— begin Data extract —
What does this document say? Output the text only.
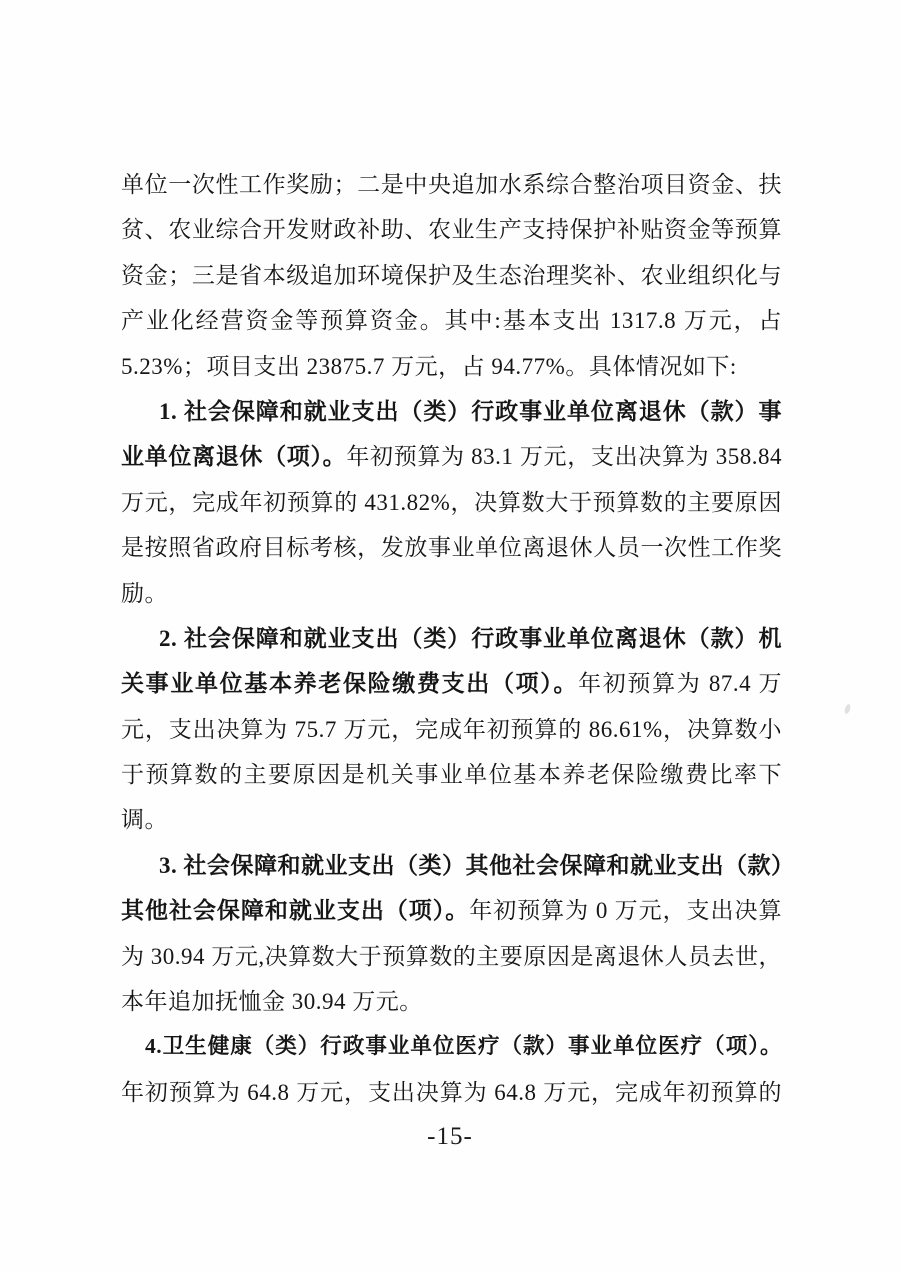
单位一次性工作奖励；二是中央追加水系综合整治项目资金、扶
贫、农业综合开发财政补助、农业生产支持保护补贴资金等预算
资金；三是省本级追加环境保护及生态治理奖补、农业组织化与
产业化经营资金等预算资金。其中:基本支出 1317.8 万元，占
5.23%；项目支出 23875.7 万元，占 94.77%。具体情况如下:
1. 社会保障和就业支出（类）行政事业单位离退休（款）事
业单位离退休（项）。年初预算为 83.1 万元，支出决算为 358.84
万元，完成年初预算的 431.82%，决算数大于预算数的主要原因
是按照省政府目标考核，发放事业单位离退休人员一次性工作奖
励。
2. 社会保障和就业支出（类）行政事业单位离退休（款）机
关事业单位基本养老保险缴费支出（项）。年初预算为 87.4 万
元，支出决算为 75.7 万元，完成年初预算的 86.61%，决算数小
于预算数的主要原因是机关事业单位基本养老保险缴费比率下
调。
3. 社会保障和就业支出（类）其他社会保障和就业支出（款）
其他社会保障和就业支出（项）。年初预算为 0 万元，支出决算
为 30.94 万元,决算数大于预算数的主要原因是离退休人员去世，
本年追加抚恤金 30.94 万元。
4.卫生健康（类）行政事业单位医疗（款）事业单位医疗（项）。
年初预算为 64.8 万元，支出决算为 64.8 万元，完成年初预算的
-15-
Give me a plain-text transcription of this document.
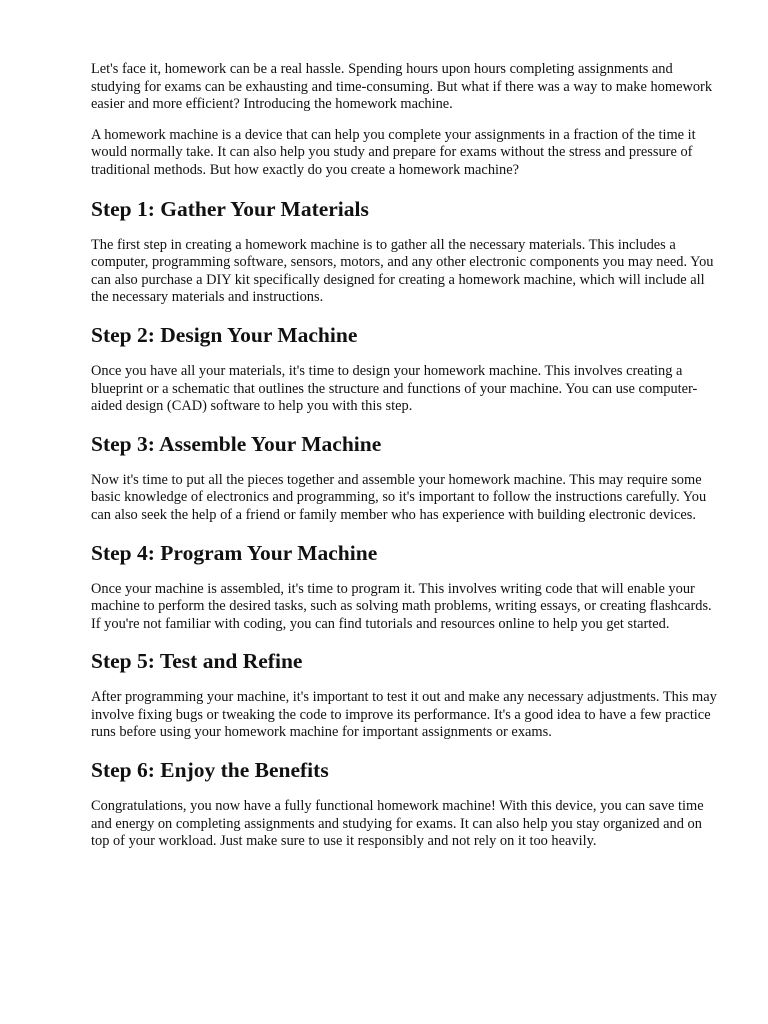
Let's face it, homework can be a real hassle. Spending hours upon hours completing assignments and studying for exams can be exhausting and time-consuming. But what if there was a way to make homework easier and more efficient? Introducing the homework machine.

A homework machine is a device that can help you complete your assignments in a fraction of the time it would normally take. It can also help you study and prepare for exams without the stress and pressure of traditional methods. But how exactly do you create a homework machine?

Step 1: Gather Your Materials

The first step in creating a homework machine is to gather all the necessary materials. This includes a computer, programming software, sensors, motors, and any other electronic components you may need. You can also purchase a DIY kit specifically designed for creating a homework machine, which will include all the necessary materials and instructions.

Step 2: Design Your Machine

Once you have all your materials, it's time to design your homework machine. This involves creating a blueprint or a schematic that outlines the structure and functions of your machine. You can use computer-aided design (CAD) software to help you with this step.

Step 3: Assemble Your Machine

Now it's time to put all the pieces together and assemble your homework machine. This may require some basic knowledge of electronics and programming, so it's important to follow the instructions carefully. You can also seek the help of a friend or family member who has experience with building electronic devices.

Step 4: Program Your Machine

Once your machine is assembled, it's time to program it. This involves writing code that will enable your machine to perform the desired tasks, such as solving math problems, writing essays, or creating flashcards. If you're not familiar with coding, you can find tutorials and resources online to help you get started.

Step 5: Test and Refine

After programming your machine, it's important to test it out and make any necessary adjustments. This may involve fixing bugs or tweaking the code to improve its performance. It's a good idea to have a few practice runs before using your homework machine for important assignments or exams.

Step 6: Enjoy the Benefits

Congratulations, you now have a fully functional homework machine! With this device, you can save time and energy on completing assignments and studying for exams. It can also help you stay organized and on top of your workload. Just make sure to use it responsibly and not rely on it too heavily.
— end Data extract —
■ **Your goal**: From the entries above, copy out every line where the string "assignments" appears.

■ **Written response**:
Let's face it, homework can be a real hassle. Spending hours upon hours completing assignments and studying for exams can be exhausting and time-consuming. But what if there was a way to make homework easier and more efficient? Introducing the homework machine.
A homework machine is a device that can help you complete your assignments in a fraction of the time it would normally take. It can also help you study and prepare for exams without the stress and pressure of traditional methods. But how exactly do you create a homework machine?
After programming your machine, it's important to test it out and make any necessary adjustments. This may involve fixing bugs or tweaking the code to improve its performance. It's a good idea to have a few practice runs before using your homework machine for important assignments or exams.
Congratulations, you now have a fully functional homework machine! With this device, you can save time and energy on completing assignments and studying for exams. It can also help you stay organized and on top of your workload. Just make sure to use it responsibly and not rely on it too heavily.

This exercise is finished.